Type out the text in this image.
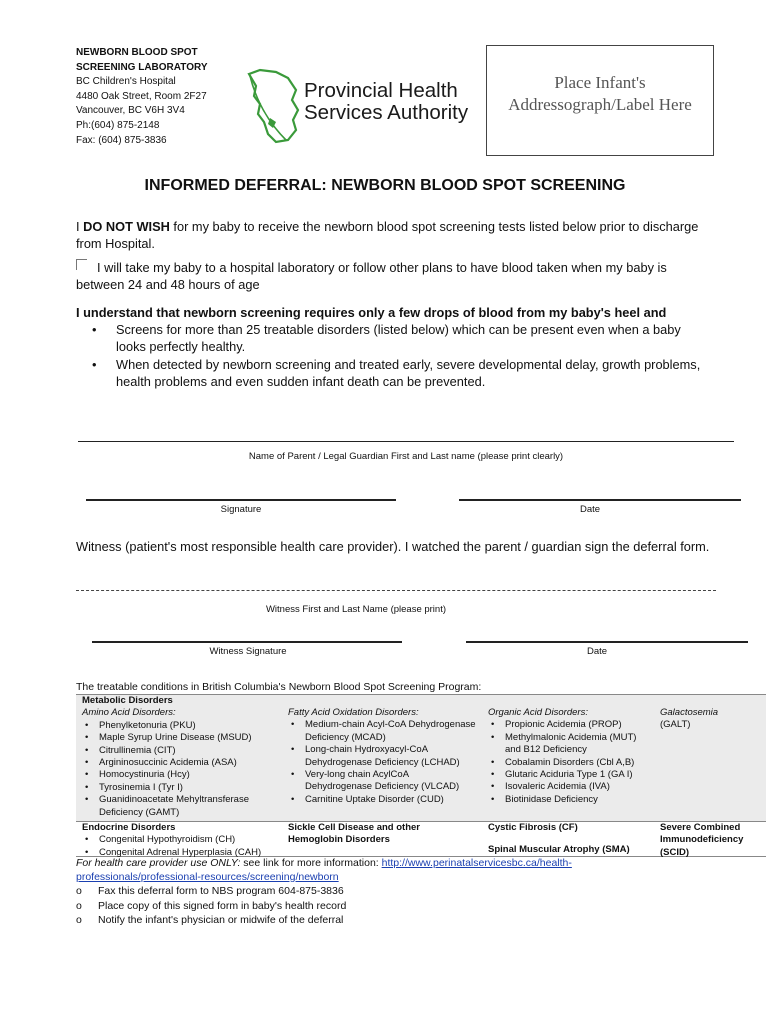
NEWBORN BLOOD SPOT
SCREENING LABORATORY
BC Children's Hospital
4480 Oak Street, Room 2F27
Vancouver, BC V6H 3V4
Ph:(604) 875-2148
Fax: (604) 875-3836
Provincial Health
Services Authority
Place Infant's
Addressograph/Label Here
INFORMED DEFERRAL: NEWBORN BLOOD SPOT SCREENING
I DO NOT WISH for my baby to receive the newborn blood spot screening tests listed below prior to discharge from Hospital.
I will take my baby to a hospital laboratory or follow other plans to have blood taken when my baby is between 24 and 48 hours of age
I understand that newborn screening requires only a few drops of blood from my baby's heel and
• Screens for more than 25 treatable disorders (listed below) which can be present even when a baby looks perfectly healthy.
• When detected by newborn screening and treated early, severe developmental delay, growth problems, health problems and even sudden infant death can be prevented.
Name of Parent / Legal Guardian First and Last name (please print clearly)
Signature	Date
Witness (patient's most responsible health care provider). I watched the parent / guardian sign the deferral form.
Witness First and Last Name (please print)
Witness Signature	Date
The treatable conditions in British Columbia's Newborn Blood Spot Screening Program:
Metabolic Disorders
Amino Acid Disorders:
• Phenylketonuria (PKU)
• Maple Syrup Urine Disease (MSUD)
• Citrullinemia (CIT)
• Argininosuccinic Acidemia (ASA)
• Homocystinuria (Hcy)
• Tyrosinemia I (Tyr I)
• Guanidinoacetate Mehyltransferase Deficiency (GAMT)
Fatty Acid Oxidation Disorders:
• Medium-chain Acyl-CoA Dehydrogenase Deficiency (MCAD)
• Long-chain Hydroxyacyl-CoA Dehydrogenase Deficiency (LCHAD)
• Very-long chain AcylCoA Dehydrogenase Deficiency (VLCAD)
• Carnitine Uptake Disorder (CUD)
Organic Acid Disorders:
• Propionic Acidemia (PROP)
• Methylmalonic Acidemia (MUT) and B12 Deficiency
• Cobalamin Disorders (Cbl A,B)
• Glutaric Aciduria Type 1 (GA I)
• Isovaleric Acidemia (IVA)
• Biotinidase Deficiency
Galactosemia
(GALT)
Endocrine Disorders
• Congenital Hypothyroidism (CH)
• Congenital Adrenal Hyperplasia (CAH)
Sickle Cell Disease and other Hemoglobin Disorders
Cystic Fibrosis (CF)
Spinal Muscular Atrophy (SMA)
Severe Combined Immunodeficiency (SCID)
For health care provider use ONLY: see link for more information: http://www.perinatalservicesbc.ca/health-
professionals/professional-resources/screening/newborn
o Fax this deferral form to NBS program 604-875-3836
o Place copy of this signed form in baby's health record
o Notify the infant's physician or midwife of the deferral
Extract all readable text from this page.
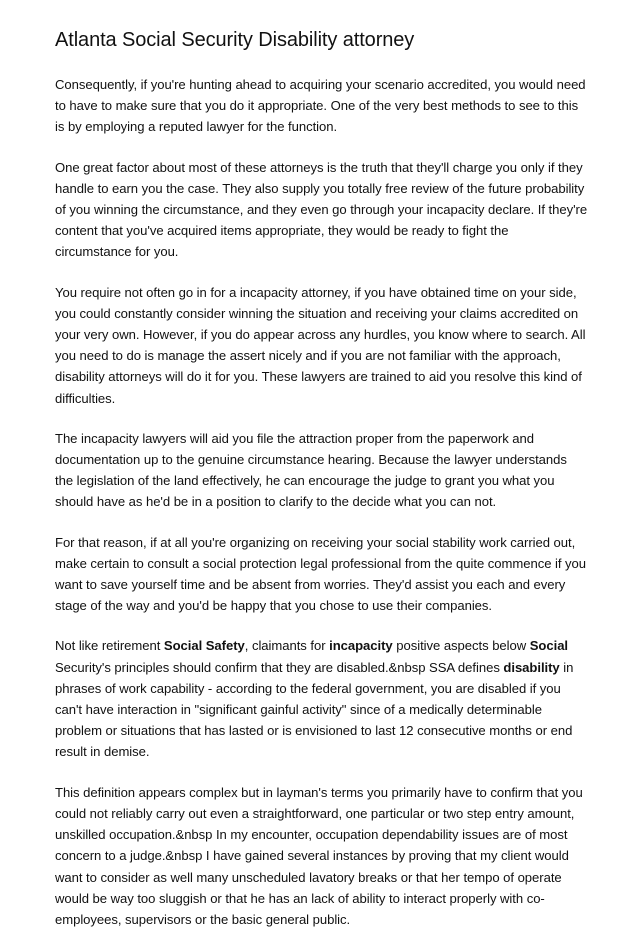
Atlanta Social Security Disability attorney

Consequently, if you're hunting ahead to acquiring your scenario accredited, you would need to have to make sure that you do it appropriate. One of the very best methods to see to this is by employing a reputed lawyer for the function.

One great factor about most of these attorneys is the truth that they'll charge you only if they handle to earn you the case. They also supply you totally free review of the future probability of you winning the circumstance, and they even go through your incapacity declare. If they're content that you've acquired items appropriate, they would be ready to fight the circumstance for you.

You require not often go in for a incapacity attorney, if you have obtained time on your side, you could constantly consider winning the situation and receiving your claims accredited on your very own. However, if you do appear across any hurdles, you know where to search. All you need to do is manage the assert nicely and if you are not familiar with the approach, disability attorneys will do it for you. These lawyers are trained to aid you resolve this kind of difficulties.

The incapacity lawyers will aid you file the attraction proper from the paperwork and documentation up to the genuine circumstance hearing. Because the lawyer understands the legislation of the land effectively, he can encourage the judge to grant you what you should have as he'd be in a position to clarify to the decide what you can not.

For that reason, if at all you're organizing on receiving your social stability work carried out, make certain to consult a social protection legal professional from the quite commence if you want to save yourself time and be absent from worries. They'd assist you each and every stage of the way and you'd be happy that you chose to use their companies.

Not like retirement Social Safety, claimants for incapacity positive aspects below Social Security's principles should confirm that they are disabled.&nbsp SSA defines disability in phrases of work capability - according to the federal government, you are disabled if you can't have interaction in "significant gainful activity" since of a medically determinable problem or situations that has lasted or is envisioned to last 12 consecutive months or end result in demise.

This definition appears complex but in layman's terms you primarily have to confirm that you could not reliably carry out even a straightforward, one particular or two step entry amount, unskilled occupation.&nbsp In my encounter, occupation dependability issues are of most concern to a judge.&nbsp I have gained several instances by proving that my client would want to consider as well many unscheduled lavatory breaks or that her tempo of operate would be way too sluggish or that he has an lack of ability to interact properly with co-employees, supervisors or the basic general public.
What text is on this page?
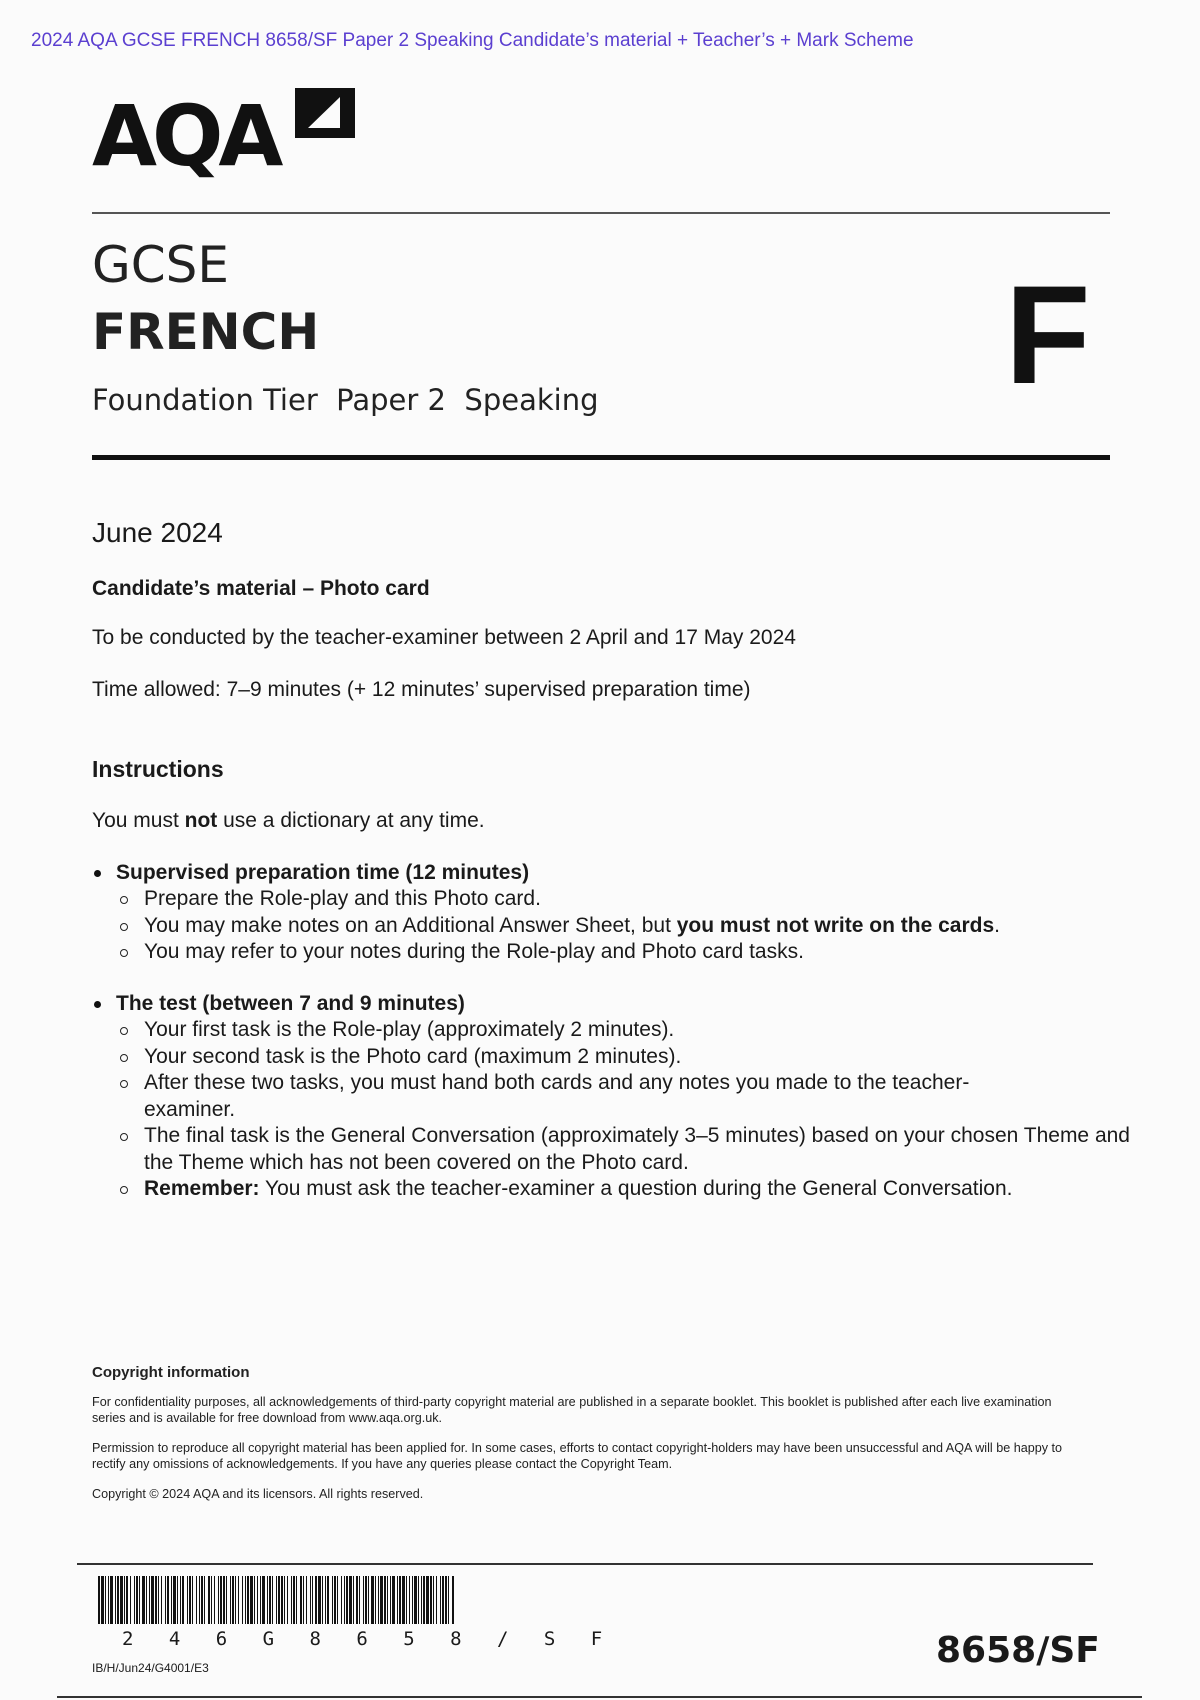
2024 AQA GCSE FRENCH 8658/SF Paper 2 Speaking Candidate’s material + Teacher’s + Mark Scheme
AQA
GCSE
FRENCH
Foundation Tier  Paper 2  Speaking	F
June 2024
Candidate’s material – Photo card
To be conducted by the teacher-examiner between 2 April and 17 May 2024
Time allowed: 7–9 minutes (+ 12 minutes’ supervised preparation time)
Instructions
You must not use a dictionary at any time.
Supervised preparation time (12 minutes)
Prepare the Role-play and this Photo card.
You may make notes on an Additional Answer Sheet, but you must not write on the cards.
You may refer to your notes during the Role-play and Photo card tasks.
The test (between 7 and 9 minutes)
Your first task is the Role-play (approximately 2 minutes).
Your second task is the Photo card (maximum 2 minutes).
After these two tasks, you must hand both cards and any notes you made to the teacher-examiner.
The final task is the General Conversation (approximately 3–5 minutes) based on your chosen Theme and the Theme which has not been covered on the Photo card.
Remember: You must ask the teacher-examiner a question during the General Conversation.
Copyright information
For confidentiality purposes, all acknowledgements of third-party copyright material are published in a separate booklet. This booklet is published after each live examination series and is available for free download from www.aqa.org.uk.
Permission to reproduce all copyright material has been applied for. In some cases, efforts to contact copyright-holders may have been unsuccessful and AQA will be happy to rectify any omissions of acknowledgements. If you have any queries please contact the Copyright Team.
Copyright © 2024 AQA and its licensors. All rights reserved.
2 4 6 G 8 6 5 8 / S F
IB/H/Jun24/G4001/E3	8658/SF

[SHORT TASK] From the entries above, select each line containing the string "page".

[RESPONSE TO THIS TASK]
Extract all readable text from this page.
What text is on this page?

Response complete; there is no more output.